THE PROBLEM ▸ Select and reproduce each line of the listing below that bears the string "title".

EXERCISE MATERIAL ▸

--------------------------------------------------

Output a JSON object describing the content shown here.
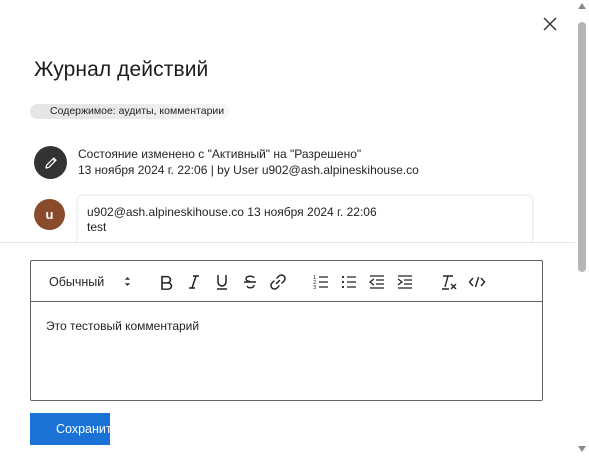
{
  "dialog": {
    "title": "Журнал действий",
    "close_icon": "close-icon"
  },
  "filter": {
    "label": "Содержимое: аудиты, комментарии"
  },
  "timeline": {
    "audit": {
      "icon": "pencil-icon",
      "line1": "Состояние изменено с \"Активный\" на \"Разрешено\"",
      "line2": "13 ноября 2024 г. 22:06 | by User u902@ash.alpineskihouse.co"
    },
    "comment": {
      "avatar_initial": "u",
      "header": "u902@ash.alpineskihouse.co 13 ноября 2024 г. 22:06",
      "text": "test"
    }
  },
  "editor": {
    "style_value": "Обычный",
    "toolbar_icons": [
      "bold-icon",
      "italic-icon",
      "underline-icon",
      "strikethrough-icon",
      "link-icon",
      "numbered-list-icon",
      "bulleted-list-icon",
      "decrease-indent-icon",
      "increase-indent-icon",
      "clear-formatting-icon",
      "code-icon"
    ],
    "content": "Это тестовый комментарий"
  },
  "actions": {
    "save_label": "Сохранить"
  },
  "colors": {
    "accent": "#1a73d4",
    "avatar_user": "#8a4a2c",
    "avatar_edit": "#333333"
  }
}
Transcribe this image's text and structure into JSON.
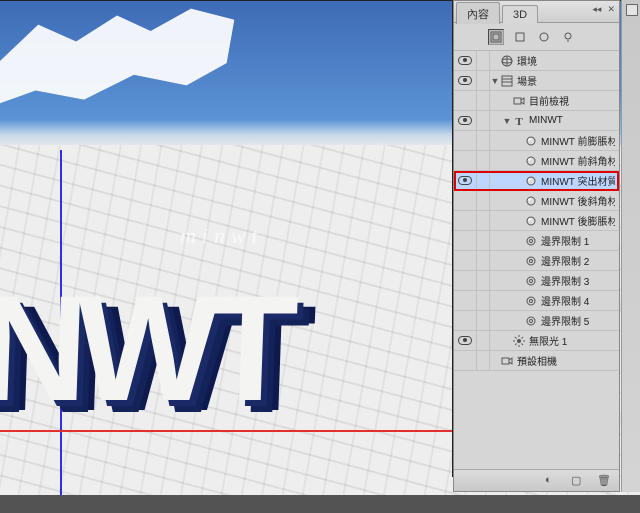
{
  "tabs": {
    "properties": "內容",
    "threeD": "3D"
  },
  "canvas_text": "NWT",
  "watermark": "minwt",
  "filters": [
    "scene",
    "mesh",
    "material",
    "light"
  ],
  "tree": [
    {
      "depth": 0,
      "vis": true,
      "twisty": "",
      "icon": "env",
      "label": "環境"
    },
    {
      "depth": 0,
      "vis": true,
      "twisty": "▼",
      "icon": "scene",
      "label": "場景"
    },
    {
      "depth": 1,
      "vis": false,
      "twisty": "",
      "icon": "cam",
      "label": "目前檢視"
    },
    {
      "depth": 1,
      "vis": true,
      "twisty": "▼",
      "icon": "mesh",
      "label": "MINWT"
    },
    {
      "depth": 2,
      "vis": false,
      "twisty": "",
      "icon": "mat",
      "label": "MINWT 前膨脹材質"
    },
    {
      "depth": 2,
      "vis": false,
      "twisty": "",
      "icon": "mat",
      "label": "MINWT 前斜角材質"
    },
    {
      "depth": 2,
      "vis": true,
      "twisty": "",
      "icon": "mat",
      "label": "MINWT 突出材質",
      "sel": true,
      "hl": true
    },
    {
      "depth": 2,
      "vis": false,
      "twisty": "",
      "icon": "mat",
      "label": "MINWT 後斜角材質"
    },
    {
      "depth": 2,
      "vis": false,
      "twisty": "",
      "icon": "mat",
      "label": "MINWT 後膨脹材質"
    },
    {
      "depth": 2,
      "vis": false,
      "twisty": "",
      "icon": "con",
      "label": "邊界限制 1"
    },
    {
      "depth": 2,
      "vis": false,
      "twisty": "",
      "icon": "con",
      "label": "邊界限制 2"
    },
    {
      "depth": 2,
      "vis": false,
      "twisty": "",
      "icon": "con",
      "label": "邊界限制 3"
    },
    {
      "depth": 2,
      "vis": false,
      "twisty": "",
      "icon": "con",
      "label": "邊界限制 4"
    },
    {
      "depth": 2,
      "vis": false,
      "twisty": "",
      "icon": "con",
      "label": "邊界限制 5"
    },
    {
      "depth": 1,
      "vis": true,
      "twisty": "",
      "icon": "light",
      "label": "無限光 1"
    },
    {
      "depth": 0,
      "vis": false,
      "twisty": "",
      "icon": "cam",
      "label": "預設相機"
    }
  ]
}
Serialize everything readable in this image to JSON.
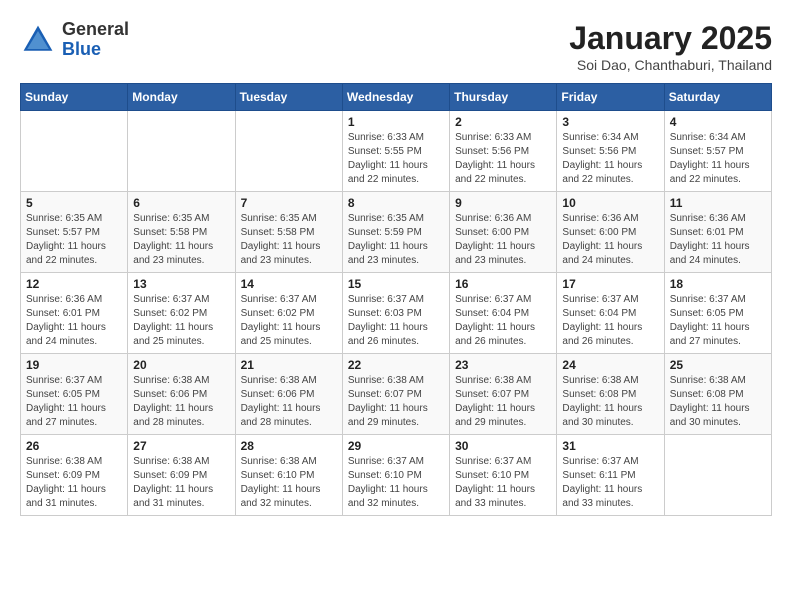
{
  "logo": {
    "general": "General",
    "blue": "Blue"
  },
  "header": {
    "title": "January 2025",
    "location": "Soi Dao, Chanthaburi, Thailand"
  },
  "weekdays": [
    "Sunday",
    "Monday",
    "Tuesday",
    "Wednesday",
    "Thursday",
    "Friday",
    "Saturday"
  ],
  "weeks": [
    [
      {
        "day": "",
        "info": ""
      },
      {
        "day": "",
        "info": ""
      },
      {
        "day": "",
        "info": ""
      },
      {
        "day": "1",
        "info": "Sunrise: 6:33 AM\nSunset: 5:55 PM\nDaylight: 11 hours and 22 minutes."
      },
      {
        "day": "2",
        "info": "Sunrise: 6:33 AM\nSunset: 5:56 PM\nDaylight: 11 hours and 22 minutes."
      },
      {
        "day": "3",
        "info": "Sunrise: 6:34 AM\nSunset: 5:56 PM\nDaylight: 11 hours and 22 minutes."
      },
      {
        "day": "4",
        "info": "Sunrise: 6:34 AM\nSunset: 5:57 PM\nDaylight: 11 hours and 22 minutes."
      }
    ],
    [
      {
        "day": "5",
        "info": "Sunrise: 6:35 AM\nSunset: 5:57 PM\nDaylight: 11 hours and 22 minutes."
      },
      {
        "day": "6",
        "info": "Sunrise: 6:35 AM\nSunset: 5:58 PM\nDaylight: 11 hours and 23 minutes."
      },
      {
        "day": "7",
        "info": "Sunrise: 6:35 AM\nSunset: 5:58 PM\nDaylight: 11 hours and 23 minutes."
      },
      {
        "day": "8",
        "info": "Sunrise: 6:35 AM\nSunset: 5:59 PM\nDaylight: 11 hours and 23 minutes."
      },
      {
        "day": "9",
        "info": "Sunrise: 6:36 AM\nSunset: 6:00 PM\nDaylight: 11 hours and 23 minutes."
      },
      {
        "day": "10",
        "info": "Sunrise: 6:36 AM\nSunset: 6:00 PM\nDaylight: 11 hours and 24 minutes."
      },
      {
        "day": "11",
        "info": "Sunrise: 6:36 AM\nSunset: 6:01 PM\nDaylight: 11 hours and 24 minutes."
      }
    ],
    [
      {
        "day": "12",
        "info": "Sunrise: 6:36 AM\nSunset: 6:01 PM\nDaylight: 11 hours and 24 minutes."
      },
      {
        "day": "13",
        "info": "Sunrise: 6:37 AM\nSunset: 6:02 PM\nDaylight: 11 hours and 25 minutes."
      },
      {
        "day": "14",
        "info": "Sunrise: 6:37 AM\nSunset: 6:02 PM\nDaylight: 11 hours and 25 minutes."
      },
      {
        "day": "15",
        "info": "Sunrise: 6:37 AM\nSunset: 6:03 PM\nDaylight: 11 hours and 26 minutes."
      },
      {
        "day": "16",
        "info": "Sunrise: 6:37 AM\nSunset: 6:04 PM\nDaylight: 11 hours and 26 minutes."
      },
      {
        "day": "17",
        "info": "Sunrise: 6:37 AM\nSunset: 6:04 PM\nDaylight: 11 hours and 26 minutes."
      },
      {
        "day": "18",
        "info": "Sunrise: 6:37 AM\nSunset: 6:05 PM\nDaylight: 11 hours and 27 minutes."
      }
    ],
    [
      {
        "day": "19",
        "info": "Sunrise: 6:37 AM\nSunset: 6:05 PM\nDaylight: 11 hours and 27 minutes."
      },
      {
        "day": "20",
        "info": "Sunrise: 6:38 AM\nSunset: 6:06 PM\nDaylight: 11 hours and 28 minutes."
      },
      {
        "day": "21",
        "info": "Sunrise: 6:38 AM\nSunset: 6:06 PM\nDaylight: 11 hours and 28 minutes."
      },
      {
        "day": "22",
        "info": "Sunrise: 6:38 AM\nSunset: 6:07 PM\nDaylight: 11 hours and 29 minutes."
      },
      {
        "day": "23",
        "info": "Sunrise: 6:38 AM\nSunset: 6:07 PM\nDaylight: 11 hours and 29 minutes."
      },
      {
        "day": "24",
        "info": "Sunrise: 6:38 AM\nSunset: 6:08 PM\nDaylight: 11 hours and 30 minutes."
      },
      {
        "day": "25",
        "info": "Sunrise: 6:38 AM\nSunset: 6:08 PM\nDaylight: 11 hours and 30 minutes."
      }
    ],
    [
      {
        "day": "26",
        "info": "Sunrise: 6:38 AM\nSunset: 6:09 PM\nDaylight: 11 hours and 31 minutes."
      },
      {
        "day": "27",
        "info": "Sunrise: 6:38 AM\nSunset: 6:09 PM\nDaylight: 11 hours and 31 minutes."
      },
      {
        "day": "28",
        "info": "Sunrise: 6:38 AM\nSunset: 6:10 PM\nDaylight: 11 hours and 32 minutes."
      },
      {
        "day": "29",
        "info": "Sunrise: 6:37 AM\nSunset: 6:10 PM\nDaylight: 11 hours and 32 minutes."
      },
      {
        "day": "30",
        "info": "Sunrise: 6:37 AM\nSunset: 6:10 PM\nDaylight: 11 hours and 33 minutes."
      },
      {
        "day": "31",
        "info": "Sunrise: 6:37 AM\nSunset: 6:11 PM\nDaylight: 11 hours and 33 minutes."
      },
      {
        "day": "",
        "info": ""
      }
    ]
  ]
}
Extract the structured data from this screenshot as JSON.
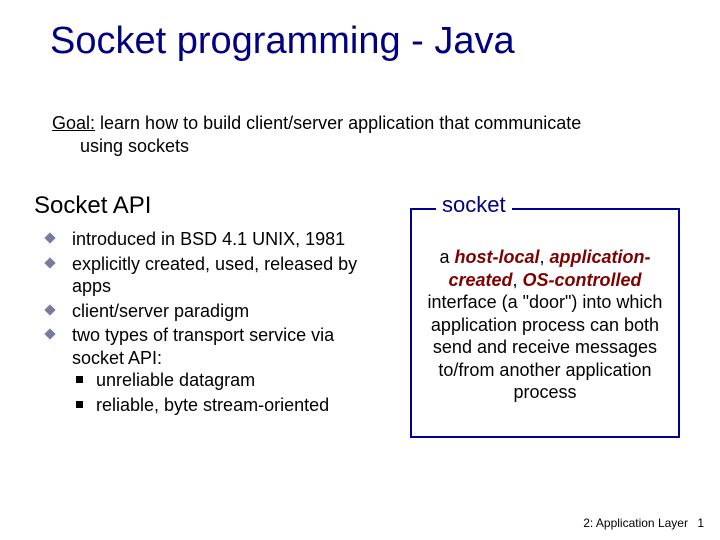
{
  "title": "Socket programming - Java",
  "goal": {
    "label": "Goal:",
    "line1": " learn how to build client/server application that communicate",
    "line2": "using sockets"
  },
  "subhead": "Socket API",
  "bullets": {
    "b1": "introduced in BSD 4.1 UNIX, 1981",
    "b2": "explicitly created, used, released by apps",
    "b3": "client/server paradigm",
    "b4": "two types of transport service via socket API:",
    "b4a": "unreliable datagram",
    "b4b": "reliable, byte stream-oriented"
  },
  "box": {
    "label": "socket",
    "t1": "a ",
    "t2": "host-local",
    "t3": ", ",
    "t4": "application-created",
    "t5": ", ",
    "t6": "OS-controlled",
    "t7": " interface (a \"door\") into which application process can both send and receive messages to/from another application process"
  },
  "footer": {
    "chapter": "2: Application Layer",
    "page": "1"
  }
}
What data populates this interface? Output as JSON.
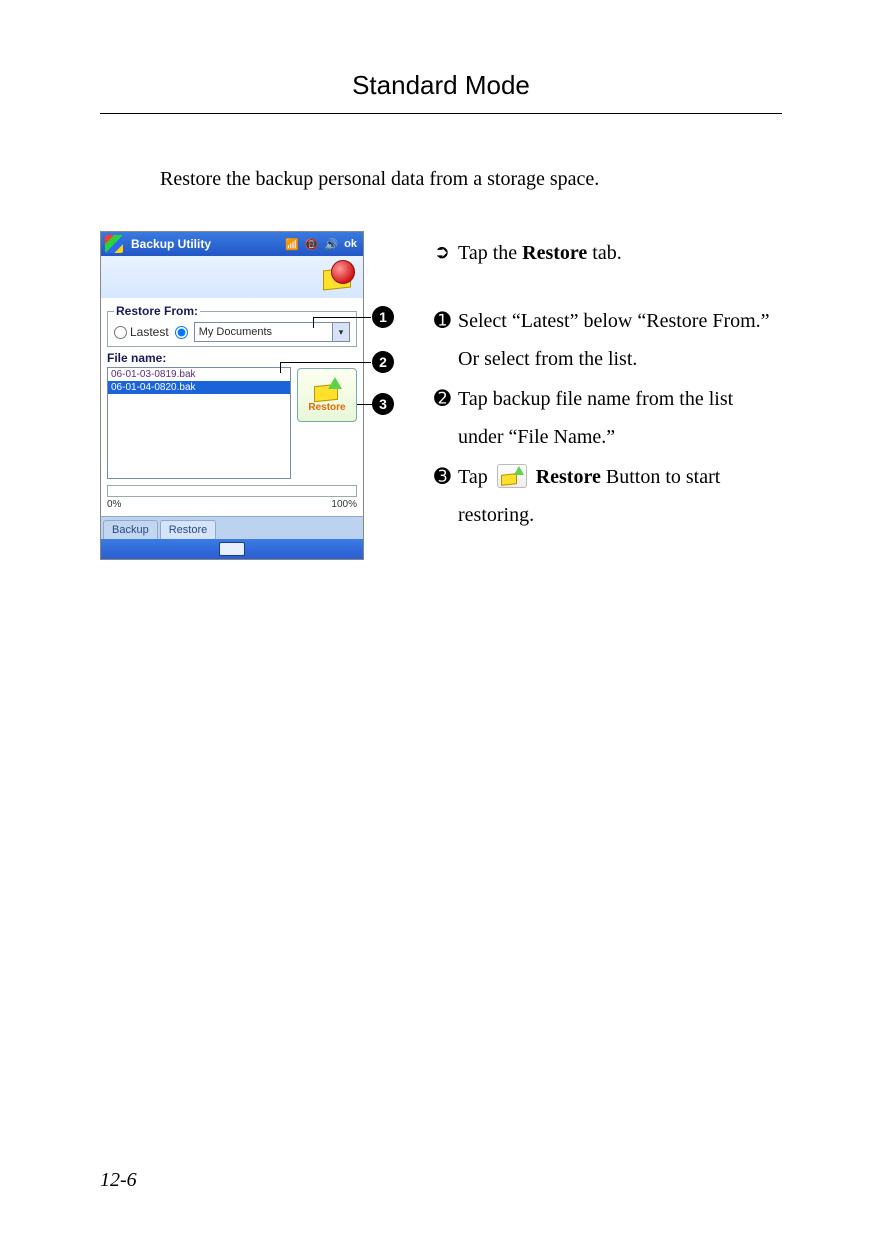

--------------------------------------------------

FINISHED TASK ▸
    "title": "Журнал действий",
    "title": "January 2025",
  "title": "Socket programming - Java",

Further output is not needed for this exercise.